(Texto de leitura)
◆ ◆ ◆ ◆

O ministro do Trabalho Ronaldo Nogueira ainda não divulgou o cadastro de empregadores flagrados com mão de obra análoga à de escravo, a chamada "lista suja" da escravidão.

Criada em 2003 pelo governo federal, a "lista suja" é considerada pelas Nações Unidas um dos principais instrumentos de combate ao trabalho escravo no Brasil e apresentada como um exemplo global por garantir transparência à sociedade e um mecanismo para que empresas coloquem em prática políticas de responsabilidade social.

A sua divulgação foi suspensa em dezembro de 2014, quando o ministro Ricardo Lewandowski, do Supremo Tribunal Federal, atendeu a um pedido de liminar de uma associação de incorporadoras imobiliárias que questionava a constitucionalidade da lista.

Contudo, após a publicação de uma nova portaria interministerial (número 4, de 11 de maio de 2016), com mudanças em critérios de entrada e saída do cadastro, a ministra Cármen Lúcia levantou a proibição. "Não se há de desconhecer que os pontos questionados na peça inicial da ação foram sanados na Portaria superveniente e revogadora daquela outra pelo que também por isso não se sustentaria eventual argumento quanto ao indevido seguimento da presente ação", avaliou a ministra, hoje presidente do STF.

Desde então, o ministério do Trabalho poderia divulgar uma nova atualização da lista, mas não o fez.

No dia 19 de dezembro, a Justiça do Trabalho ordenou, em decisão liminar, que o ministro e o governo federal voltassem a publicar, em até 30 dias, o cadastro, atendendo a uma ação civil pública movida pelo Ministério Público do Trabalho, que denunciou a omissão do poder público ao esconder tais informações. O tema ganhou a mídia nacional e internacional.

Chamando a "lista suja" de "instrumento importantíssimo" de prevencão e repressão ao trabalho escravo, o ministro da Justiça e Cidadania Alexandre de Moraes comprometeu-se, a pedido da secretária nacional de Direitos Humanos, Flávia Piovesan, a buscar com o ministro do trabalho na próxima semana uma forma de trazer a lista de volta.

A informação foi divulgada em evento sobre trabalho escravo realizado, na última terça (24), como parte da semana de combate à escravidão. Neste sábado (28), Dia Nacional de Combate ao Trabalho Escravo, relembra-se a Chacina de Unaí, quando quatro funcionários do Ministério do Trabalho foram emboscados e assassinados durante fiscalização em fazendas, no Noroeste de Minas Gerais, em 2004.

Sem citar a declaração, mas em clara resposta a ela, o Ministério do Trabalho divulgou uma nota na quarta (25), afirmando que não irá publicar a lista por enquanto. Leia a nota aqui.

◆ ◆ ◆ ◆

Entradas de disposição espacial:
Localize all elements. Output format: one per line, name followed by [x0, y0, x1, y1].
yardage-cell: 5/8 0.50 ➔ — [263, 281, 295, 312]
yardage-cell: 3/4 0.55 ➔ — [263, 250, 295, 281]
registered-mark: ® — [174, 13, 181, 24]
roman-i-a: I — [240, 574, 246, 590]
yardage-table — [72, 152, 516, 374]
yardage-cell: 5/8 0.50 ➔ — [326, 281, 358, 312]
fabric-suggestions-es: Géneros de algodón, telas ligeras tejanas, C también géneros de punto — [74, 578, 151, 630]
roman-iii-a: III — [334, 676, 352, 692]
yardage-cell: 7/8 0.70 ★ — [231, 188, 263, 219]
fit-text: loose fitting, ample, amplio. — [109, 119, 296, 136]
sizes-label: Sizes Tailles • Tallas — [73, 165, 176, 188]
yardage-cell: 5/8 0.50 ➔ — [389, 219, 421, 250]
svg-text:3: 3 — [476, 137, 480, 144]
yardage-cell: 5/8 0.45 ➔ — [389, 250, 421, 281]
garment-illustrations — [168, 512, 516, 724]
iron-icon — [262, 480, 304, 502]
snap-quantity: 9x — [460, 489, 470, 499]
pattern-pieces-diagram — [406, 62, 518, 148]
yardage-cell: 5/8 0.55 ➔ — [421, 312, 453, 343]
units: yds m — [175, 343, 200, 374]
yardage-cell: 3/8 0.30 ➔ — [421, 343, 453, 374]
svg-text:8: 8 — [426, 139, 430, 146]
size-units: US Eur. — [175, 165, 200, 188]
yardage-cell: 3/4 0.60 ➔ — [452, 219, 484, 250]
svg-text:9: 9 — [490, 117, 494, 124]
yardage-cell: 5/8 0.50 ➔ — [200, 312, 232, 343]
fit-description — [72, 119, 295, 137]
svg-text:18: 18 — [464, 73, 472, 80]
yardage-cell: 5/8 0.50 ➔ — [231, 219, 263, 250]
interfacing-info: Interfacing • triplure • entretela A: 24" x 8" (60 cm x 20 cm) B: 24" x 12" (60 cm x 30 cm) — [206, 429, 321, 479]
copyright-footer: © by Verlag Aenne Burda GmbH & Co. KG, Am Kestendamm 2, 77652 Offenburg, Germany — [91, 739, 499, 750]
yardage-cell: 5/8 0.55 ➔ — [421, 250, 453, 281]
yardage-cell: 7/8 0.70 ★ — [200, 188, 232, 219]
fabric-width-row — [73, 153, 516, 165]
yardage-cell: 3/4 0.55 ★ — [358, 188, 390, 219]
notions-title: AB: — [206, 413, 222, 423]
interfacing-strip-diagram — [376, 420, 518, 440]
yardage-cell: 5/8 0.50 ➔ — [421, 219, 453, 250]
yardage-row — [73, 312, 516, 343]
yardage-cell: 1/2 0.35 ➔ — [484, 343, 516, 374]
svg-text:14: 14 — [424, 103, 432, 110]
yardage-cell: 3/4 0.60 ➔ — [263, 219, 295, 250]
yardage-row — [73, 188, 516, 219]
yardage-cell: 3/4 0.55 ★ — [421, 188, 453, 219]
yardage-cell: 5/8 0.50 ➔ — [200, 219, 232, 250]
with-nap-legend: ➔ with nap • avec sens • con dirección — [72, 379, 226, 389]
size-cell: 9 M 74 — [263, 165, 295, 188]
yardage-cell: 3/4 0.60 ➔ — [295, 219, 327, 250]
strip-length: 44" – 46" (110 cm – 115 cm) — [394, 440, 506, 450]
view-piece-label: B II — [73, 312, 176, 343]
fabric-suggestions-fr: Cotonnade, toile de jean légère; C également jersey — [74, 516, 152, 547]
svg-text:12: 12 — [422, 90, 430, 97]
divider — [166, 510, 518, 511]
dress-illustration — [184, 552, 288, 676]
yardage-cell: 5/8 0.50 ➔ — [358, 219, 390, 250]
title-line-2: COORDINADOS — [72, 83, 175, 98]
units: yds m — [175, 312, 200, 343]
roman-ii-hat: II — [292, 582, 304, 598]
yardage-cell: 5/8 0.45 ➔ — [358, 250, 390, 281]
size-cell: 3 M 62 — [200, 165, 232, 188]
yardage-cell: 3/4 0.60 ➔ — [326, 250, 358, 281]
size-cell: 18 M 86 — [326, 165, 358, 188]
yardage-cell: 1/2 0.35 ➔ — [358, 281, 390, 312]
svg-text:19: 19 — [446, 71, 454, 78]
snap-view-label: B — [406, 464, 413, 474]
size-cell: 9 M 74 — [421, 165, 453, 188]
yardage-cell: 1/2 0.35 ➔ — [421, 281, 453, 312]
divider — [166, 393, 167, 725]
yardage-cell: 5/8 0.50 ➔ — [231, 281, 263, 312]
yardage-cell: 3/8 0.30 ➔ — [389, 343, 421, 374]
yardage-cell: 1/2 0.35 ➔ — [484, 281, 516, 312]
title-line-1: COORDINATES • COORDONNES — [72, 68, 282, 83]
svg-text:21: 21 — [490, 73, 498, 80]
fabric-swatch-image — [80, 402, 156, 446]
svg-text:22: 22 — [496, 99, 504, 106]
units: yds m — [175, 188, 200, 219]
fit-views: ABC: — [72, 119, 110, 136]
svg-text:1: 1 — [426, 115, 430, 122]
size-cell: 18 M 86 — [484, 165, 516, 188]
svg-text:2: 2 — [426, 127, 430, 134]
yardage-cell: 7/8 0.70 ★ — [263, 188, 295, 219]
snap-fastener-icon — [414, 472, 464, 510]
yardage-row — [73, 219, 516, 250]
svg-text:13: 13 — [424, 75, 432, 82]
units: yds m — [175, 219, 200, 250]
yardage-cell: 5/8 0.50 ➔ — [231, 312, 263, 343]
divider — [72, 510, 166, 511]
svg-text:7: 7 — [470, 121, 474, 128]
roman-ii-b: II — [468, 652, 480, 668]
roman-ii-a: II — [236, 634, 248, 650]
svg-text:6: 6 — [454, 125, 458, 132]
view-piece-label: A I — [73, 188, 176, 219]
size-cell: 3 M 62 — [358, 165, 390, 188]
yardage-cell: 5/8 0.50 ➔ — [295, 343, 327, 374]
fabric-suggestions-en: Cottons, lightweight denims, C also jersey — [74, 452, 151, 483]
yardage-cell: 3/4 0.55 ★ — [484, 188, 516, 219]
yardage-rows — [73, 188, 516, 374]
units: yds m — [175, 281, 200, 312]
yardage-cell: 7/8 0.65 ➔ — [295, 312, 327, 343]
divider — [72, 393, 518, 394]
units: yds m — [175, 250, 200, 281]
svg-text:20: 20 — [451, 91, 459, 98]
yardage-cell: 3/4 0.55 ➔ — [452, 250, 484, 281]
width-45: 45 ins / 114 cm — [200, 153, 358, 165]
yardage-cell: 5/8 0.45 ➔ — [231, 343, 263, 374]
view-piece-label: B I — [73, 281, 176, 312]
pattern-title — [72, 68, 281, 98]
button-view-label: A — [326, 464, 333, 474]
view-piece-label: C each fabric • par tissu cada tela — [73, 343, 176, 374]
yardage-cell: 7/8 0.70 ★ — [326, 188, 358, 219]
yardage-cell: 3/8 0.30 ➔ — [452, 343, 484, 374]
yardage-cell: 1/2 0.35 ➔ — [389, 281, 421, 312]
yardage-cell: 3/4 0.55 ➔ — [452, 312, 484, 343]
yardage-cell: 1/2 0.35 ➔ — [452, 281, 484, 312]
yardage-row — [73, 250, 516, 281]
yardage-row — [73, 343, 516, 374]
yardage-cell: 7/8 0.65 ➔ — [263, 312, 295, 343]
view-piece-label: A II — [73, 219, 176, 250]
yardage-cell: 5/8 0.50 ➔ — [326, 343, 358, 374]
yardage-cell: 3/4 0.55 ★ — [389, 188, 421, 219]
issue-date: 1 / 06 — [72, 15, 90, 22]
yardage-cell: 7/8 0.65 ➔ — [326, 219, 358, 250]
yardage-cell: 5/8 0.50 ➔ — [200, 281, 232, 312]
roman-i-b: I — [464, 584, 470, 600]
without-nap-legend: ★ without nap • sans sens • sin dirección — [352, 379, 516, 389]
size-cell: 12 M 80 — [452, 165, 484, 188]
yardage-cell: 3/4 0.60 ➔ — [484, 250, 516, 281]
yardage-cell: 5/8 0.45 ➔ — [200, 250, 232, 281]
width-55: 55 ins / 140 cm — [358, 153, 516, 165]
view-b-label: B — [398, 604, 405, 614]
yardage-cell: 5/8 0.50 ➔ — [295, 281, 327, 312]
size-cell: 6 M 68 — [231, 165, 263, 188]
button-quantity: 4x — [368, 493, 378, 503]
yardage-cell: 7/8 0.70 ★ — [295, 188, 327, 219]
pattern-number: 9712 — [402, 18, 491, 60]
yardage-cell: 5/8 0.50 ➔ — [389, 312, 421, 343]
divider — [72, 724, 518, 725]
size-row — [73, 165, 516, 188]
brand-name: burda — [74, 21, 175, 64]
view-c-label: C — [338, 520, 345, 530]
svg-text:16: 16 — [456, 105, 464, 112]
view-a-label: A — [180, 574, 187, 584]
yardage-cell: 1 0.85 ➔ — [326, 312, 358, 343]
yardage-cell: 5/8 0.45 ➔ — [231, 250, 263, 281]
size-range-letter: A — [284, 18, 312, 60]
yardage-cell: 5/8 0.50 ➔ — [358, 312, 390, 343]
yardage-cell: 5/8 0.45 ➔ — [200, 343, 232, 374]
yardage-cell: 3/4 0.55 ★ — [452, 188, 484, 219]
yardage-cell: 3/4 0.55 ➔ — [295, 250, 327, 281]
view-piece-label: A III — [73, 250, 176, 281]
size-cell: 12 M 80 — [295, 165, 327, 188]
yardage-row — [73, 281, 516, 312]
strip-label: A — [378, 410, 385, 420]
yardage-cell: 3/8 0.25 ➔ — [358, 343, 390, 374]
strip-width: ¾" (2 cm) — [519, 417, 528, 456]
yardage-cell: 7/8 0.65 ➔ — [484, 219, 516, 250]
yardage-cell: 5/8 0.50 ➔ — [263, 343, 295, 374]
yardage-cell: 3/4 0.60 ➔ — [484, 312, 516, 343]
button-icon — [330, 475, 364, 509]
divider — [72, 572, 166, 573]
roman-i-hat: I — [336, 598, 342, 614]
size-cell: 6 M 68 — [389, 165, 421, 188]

◆ ◆ ◆ ◆

(Tarefas)
1 > Responda com base no texto sobre a "lista suja":
(a) Em que ano o governo federal criou a "lista suja"?
(b) Em que dia a Justiça do Trabalho ordenou, em decisão liminar, a volta da publicação do cadastro?
(c) Quantos funcionários do Ministério do Trabalho foram assassinados na Chacina de Unaí?
2 > Transcreva as linhas da listagem desde o início dela até a linha que contém "yardage-cell: 5/8 0.50 ➔ — [326, 281, 358, 312]", incluindo as duas extremidades.
O texto e a listagem não têm nenhuma relação entre si.

(Respostas em ordem)
1 >
(a) Em 2003.
(b) No dia 19 de dezembro.
(c) Quatro.

2 >
Localize all elements. Output format: one per line, name followed by [x0, y0, x1, y1].
yardage-cell: 5/8 0.50 ➔ — [263, 281, 295, 312]
yardage-cell: 3/4 0.55 ➔ — [263, 250, 295, 281]
registered-mark: ® — [174, 13, 181, 24]
roman-i-a: I — [240, 574, 246, 590]
yardage-table — [72, 152, 516, 374]
yardage-cell: 5/8 0.50 ➔ — [326, 281, 358, 312]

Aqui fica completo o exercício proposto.